Word for word, quote all of the material, omitting the pictures.

[START]

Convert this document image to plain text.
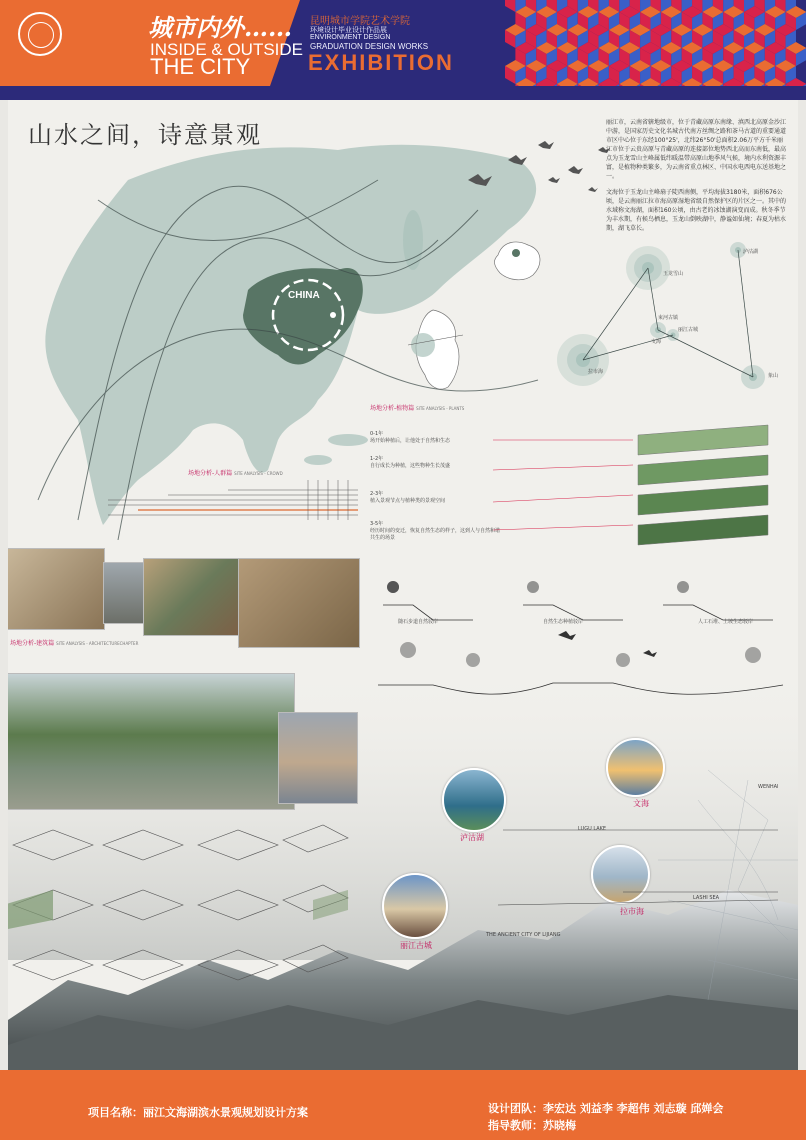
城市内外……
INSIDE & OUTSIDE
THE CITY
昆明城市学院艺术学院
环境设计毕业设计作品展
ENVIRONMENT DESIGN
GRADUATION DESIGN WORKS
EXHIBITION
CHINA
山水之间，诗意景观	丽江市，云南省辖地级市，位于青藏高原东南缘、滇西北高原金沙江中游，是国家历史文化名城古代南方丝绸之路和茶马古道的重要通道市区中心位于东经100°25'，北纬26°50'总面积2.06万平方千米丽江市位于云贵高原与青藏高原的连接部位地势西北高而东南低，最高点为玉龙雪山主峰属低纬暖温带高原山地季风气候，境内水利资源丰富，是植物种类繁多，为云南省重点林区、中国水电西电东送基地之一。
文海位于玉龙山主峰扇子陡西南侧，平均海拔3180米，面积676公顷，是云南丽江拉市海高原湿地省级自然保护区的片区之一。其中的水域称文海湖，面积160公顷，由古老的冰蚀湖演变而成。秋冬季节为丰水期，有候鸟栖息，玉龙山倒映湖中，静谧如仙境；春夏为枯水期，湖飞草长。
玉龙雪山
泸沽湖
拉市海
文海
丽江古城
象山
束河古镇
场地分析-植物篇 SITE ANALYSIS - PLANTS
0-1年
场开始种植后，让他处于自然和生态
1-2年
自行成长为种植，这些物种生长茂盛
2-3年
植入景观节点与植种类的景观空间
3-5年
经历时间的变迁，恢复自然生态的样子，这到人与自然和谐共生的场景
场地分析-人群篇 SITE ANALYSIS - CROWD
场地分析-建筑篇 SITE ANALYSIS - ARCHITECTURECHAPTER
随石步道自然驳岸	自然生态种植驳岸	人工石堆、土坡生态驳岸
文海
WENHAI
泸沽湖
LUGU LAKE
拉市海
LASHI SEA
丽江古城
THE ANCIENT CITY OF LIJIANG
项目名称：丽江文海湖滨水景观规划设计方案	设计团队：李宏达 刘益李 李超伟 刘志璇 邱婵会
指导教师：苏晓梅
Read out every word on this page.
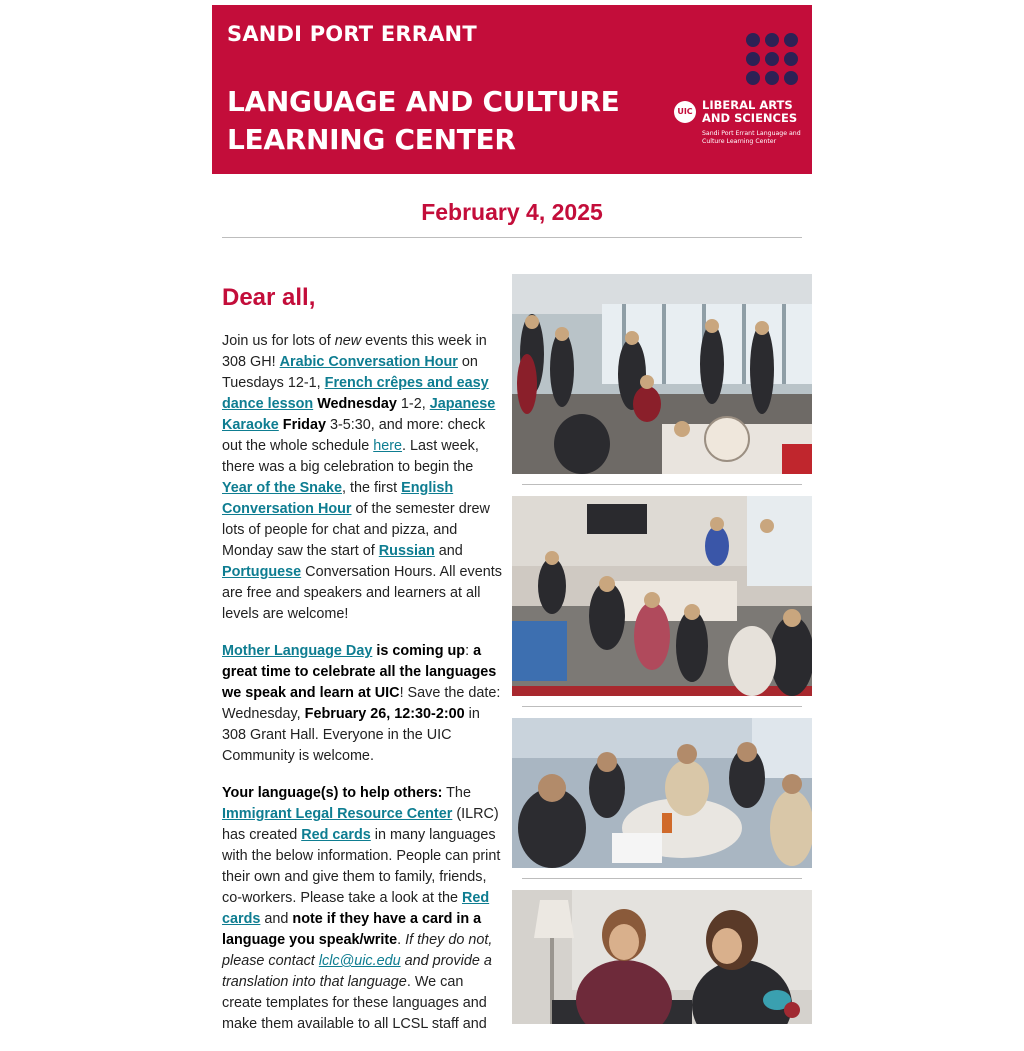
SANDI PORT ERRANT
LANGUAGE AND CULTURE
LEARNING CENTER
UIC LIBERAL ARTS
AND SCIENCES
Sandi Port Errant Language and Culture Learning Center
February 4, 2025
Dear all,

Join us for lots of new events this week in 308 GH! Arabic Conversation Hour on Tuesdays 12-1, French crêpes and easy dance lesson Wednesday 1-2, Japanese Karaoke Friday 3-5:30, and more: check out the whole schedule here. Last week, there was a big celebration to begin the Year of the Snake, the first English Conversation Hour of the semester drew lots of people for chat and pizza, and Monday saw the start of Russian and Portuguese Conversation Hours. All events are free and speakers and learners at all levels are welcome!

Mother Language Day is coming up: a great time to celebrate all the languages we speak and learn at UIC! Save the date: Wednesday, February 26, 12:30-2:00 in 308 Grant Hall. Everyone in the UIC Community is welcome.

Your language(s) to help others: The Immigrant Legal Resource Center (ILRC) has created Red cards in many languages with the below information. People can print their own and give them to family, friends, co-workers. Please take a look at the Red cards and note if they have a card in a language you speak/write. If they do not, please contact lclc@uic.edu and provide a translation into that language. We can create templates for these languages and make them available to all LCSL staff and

[END]

● Finished exercise:
Convert this document image to plain text.
城市内外……
INSIDE & OUTSIDE
THE CITY
昆明城市学院艺术学院
环境设计毕业设计作品展
ENVIRONMENT DESIGN
GRADUATION DESIGN WORKS
EXHIBITION
CHINA
山水之间，诗意景观	丽江市，云南省辖地级市，位于青藏高原东南缘、滇西北高原金沙江中游，是国家历史文化名城古代南方丝绸之路和茶马古道的重要通道市区中心位于东经100°25'，北纬26°50'总面积2.06万平方千米丽江市位于云贵高原与青藏高原的连接部位地势西北高而东南低，最高点为玉龙雪山主峰属低纬暖温带高原山地季风气候，境内水利资源丰富，是植物种类繁多，为云南省重点林区、中国水电西电东送基地之一。
文海位于玉龙山主峰扇子陡西南侧，平均海拔3180米，面积676公顷，是云南丽江拉市海高原湿地省级自然保护区的片区之一。其中的水域称文海湖，面积160公顷，由古老的冰蚀湖演变而成。秋冬季节为丰水期，有候鸟栖息，玉龙山倒映湖中，静谧如仙境；春夏为枯水期，湖飞草长。
玉龙雪山
泸沽湖
拉市海
文海
丽江古城
象山
束河古镇
场地分析-植物篇 SITE ANALYSIS - PLANTS
0-1年
场开始种植后，让他处于自然和生态
1-2年
自行成长为种植，这些物种生长茂盛
2-3年
植入景观节点与植种类的景观空间
3-5年
经历时间的变迁，恢复自然生态的样子，这到人与自然和谐共生的场景
场地分析-人群篇 SITE ANALYSIS - CROWD
场地分析-建筑篇 SITE ANALYSIS - ARCHITECTURECHAPTER
随石步道自然驳岸	自然生态种植驳岸	人工石堆、土坡生态驳岸
文海
WENHAI
泸沽湖
LUGU LAKE
拉市海
LASHI SEA
丽江古城
THE ANCIENT CITY OF LIJIANG
项目名称：丽江文海湖滨水景观规划设计方案	设计团队：李宏达 刘益李 李超伟 刘志璇 邱婵会
指导教师：苏晓梅
Read out every word on this page.
SANDI PORT ERRANT
LANGUAGE AND CULTURE
LEARNING CENTER
UIC LIBERAL ARTS
AND SCIENCES
Sandi Port Errant Language and Culture Learning Center
February 4, 2025
Dear all,

Join us for lots of new events this week in 308 GH! Arabic Conversation Hour on Tuesdays 12-1, French crêpes and easy dance lesson Wednesday 1-2, Japanese Karaoke Friday 3-5:30, and more: check out the whole schedule here. Last week, there was a big celebration to begin the Year of the Snake, the first English Conversation Hour of the semester drew lots of people for chat and pizza, and Monday saw the start of Russian and Portuguese Conversation Hours. All events are free and speakers and learners at all levels are welcome!

Mother Language Day is coming up: a great time to celebrate all the languages we speak and learn at UIC! Save the date: Wednesday, February 26, 12:30-2:00 in 308 Grant Hall. Everyone in the UIC Community is welcome.

Your language(s) to help others: The Immigrant Legal Resource Center (ILRC) has created Red cards in many languages with the below information. People can print their own and give them to family, friends, co-workers. Please take a look at the Red cards and note if they have a card in a language you speak/write. If they do not, please contact lclc@uic.edu and provide a translation into that language. We can create templates for these languages and make them available to all LCSL staff and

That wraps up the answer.